═══ Data records

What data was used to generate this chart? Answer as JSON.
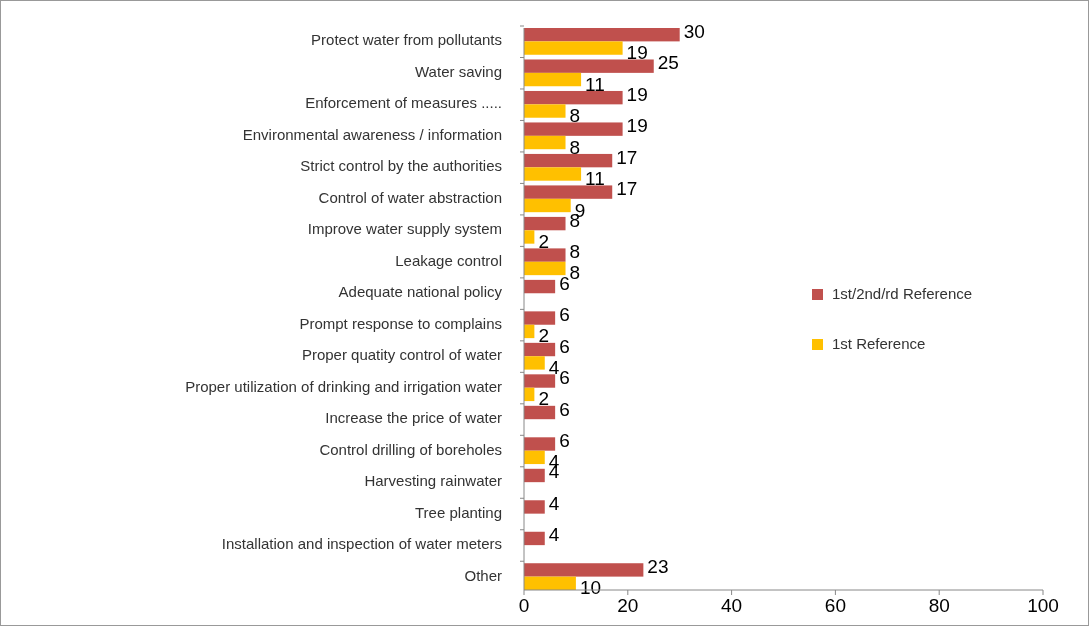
{
  "chart_data": {
    "type": "bar",
    "orientation": "horizontal",
    "categories": [
      "Protect water from pollutants",
      "Water saving",
      "Enforcement of measures .....",
      "Environmental awareness / information",
      "Strict control by the authorities",
      "Control of water abstraction",
      "Improve water supply system",
      "Leakage control",
      "Adequate national policy",
      "Prompt response to complains",
      "Proper quatity control of water",
      "Proper utilization of drinking and irrigation water",
      "Increase the price of water",
      "Control drilling of boreholes",
      "Harvesting rainwater",
      "Tree planting",
      "Installation and inspection of water meters",
      "Other"
    ],
    "series": [
      {
        "name": "1st/2nd/rd Reference",
        "color": "#c0504d",
        "values": [
          30,
          25,
          19,
          19,
          17,
          17,
          8,
          8,
          6,
          6,
          6,
          6,
          6,
          6,
          4,
          4,
          4,
          23
        ]
      },
      {
        "name": "1st Reference",
        "color": "#ffc000",
        "values": [
          19,
          11,
          8,
          8,
          11,
          9,
          2,
          8,
          null,
          2,
          4,
          2,
          null,
          4,
          null,
          null,
          null,
          10
        ]
      }
    ],
    "xlim": [
      0,
      100
    ],
    "xticks": [
      0,
      20,
      40,
      60,
      80,
      100
    ],
    "data_labels": true,
    "legend": "right",
    "grid": false
  }
}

══════

Report all lines of the data above that include the string "Reference".

        "name": "1st/2nd/rd Reference",
        "name": "1st Reference",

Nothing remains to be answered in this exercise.